■ JOB
Read the records and gather each line that includes "avec".

■ EXCERPTED DATA
★ ★ ★ ★

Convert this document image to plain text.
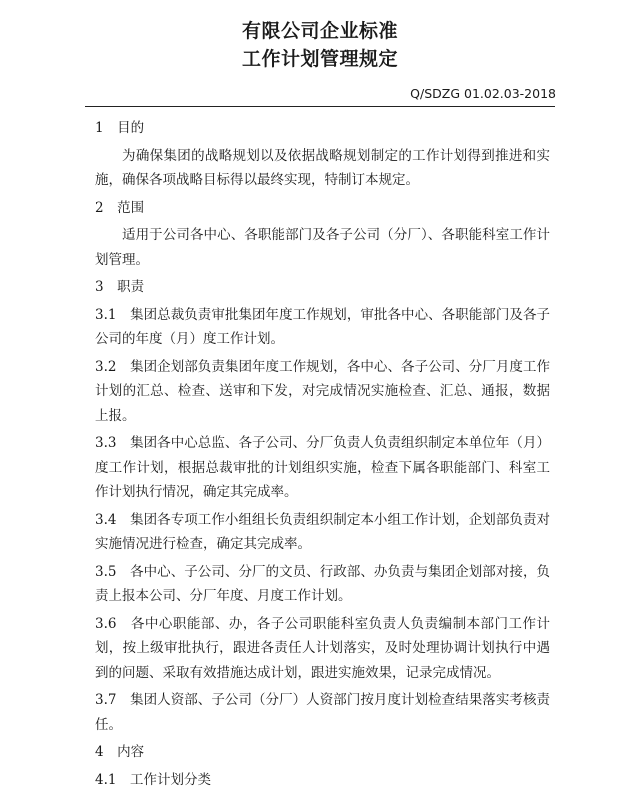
有限公司企业标准
工作计划管理规定
Q/SDZG 01.02.03-2018

1　目的

为确保集团的战略规划以及依据战略规划制定的工作计划得到推进和实施，确保各项战略目标得以最终实现，特制订本规定。

2　范围

适用于公司各中心、各职能部门及各子公司（分厂）、各职能科室工作计划管理。

3　职责

3.1　集团总裁负责审批集团年度工作规划，审批各中心、各职能部门及各子公司的年度（月）度工作计划。

3.2　集团企划部负责集团年度工作规划，各中心、各子公司、分厂月度工作计划的汇总、检查、送审和下发，对完成情况实施检查、汇总、通报，数据上报。

3.3　集团各中心总监、各子公司、分厂负责人负责组织制定本单位年（月）度工作计划，根据总裁审批的计划组织实施，检查下属各职能部门、科室工作计划执行情况，确定其完成率。

3.4　集团各专项工作小组组长负责组织制定本小组工作计划，企划部负责对实施情况进行检查，确定其完成率。

3.5　各中心、子公司、分厂的文员、行政部、办负责与集团企划部对接，负责上报本公司、分厂年度、月度工作计划。

3.6　各中心职能部、办，各子公司职能科室负责人负责编制本部门工作计划，按上级审批执行，跟进各责任人计划落实，及时处理协调计划执行中遇到的问题、采取有效措施达成计划，跟进实施效果，记录完成情况。

3.7　集团人资部、子公司（分厂）人资部门按月度计划检查结果落实考核责任。

4　内容

4.1　工作计划分类
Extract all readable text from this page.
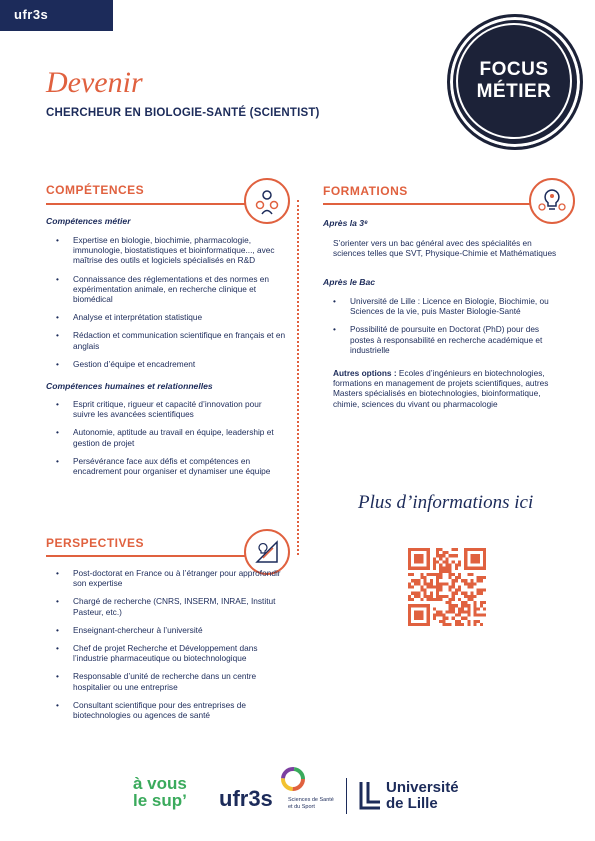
ufr3s
FOCUS
MÉTIER
Devenir
CHERCHEUR EN BIOLOGIE-SANTÉ (SCIENTIST)
COMPÉTENCES
Compétences métier
• Expertise en biologie, biochimie, pharmacologie, immunologie, biostatistiques et bioinformatique..., avec maîtrise des outils et logiciels spécialisés en R&D
• Connaissance des réglementations et des normes en expérimentation animale, en recherche clinique et biomédical
• Analyse et interprétation statistique
• Rédaction et communication scientifique en français et en anglais
• Gestion d’équipe et encadrement
Compétences humaines et relationnelles
• Esprit critique, rigueur et capacité d’innovation pour suivre les avancées scientifiques
• Autonomie, aptitude au travail en équipe, leadership et gestion de projet
• Persévérance face aux défis et compétences en encadrement pour organiser et dynamiser une équipe
FORMATIONS
Après la 3ᵉ
S’orienter vers un bac général avec des spécialités en sciences telles que SVT, Physique-Chimie et Mathématiques
Après le Bac
• Université de Lille : Licence en Biologie, Biochimie, ou Sciences de la vie, puis Master Biologie-Santé
• Possibilité de poursuite en Doctorat (PhD) pour des postes à responsabilité en recherche académique et industrielle
Autres options : Ecoles d’ingénieurs en biotechnologies, formations en management de projets scientifiques, autres Masters spécialisés en biotechnologies, bioinformatique, chimie, sciences du vivant ou pharmacologie
Plus d’informations ici
PERSPECTIVES
• Post-doctorat en France ou à l’étranger pour approfondir son expertise
• Chargé de recherche (CNRS, INSERM, INRAE, Institut Pasteur, etc.)
• Enseignant-chercheur à l’université
• Chef de projet Recherche et Développement dans l’industrie pharmaceutique ou biotechnologique
• Responsable d’unité de recherche dans un centre hospitalier ou une entreprise
• Consultant scientifique pour des entreprises de biotechnologies ou agences de santé
à vous
le sup’ ufr3s	Sciences de Santé
et du Sport
Université
de Lille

★ ★ ★ ★

■ ANSWER TO THE PROBLEM
• Expertise en biologie, biochimie, pharmacologie, immunologie, biostatistiques et bioinformatique..., avec maîtrise des outils et logiciels spécialisés en R&D
S’orienter vers un bac général avec des spécialités en sciences telles que SVT, Physique-Chimie et Mathématiques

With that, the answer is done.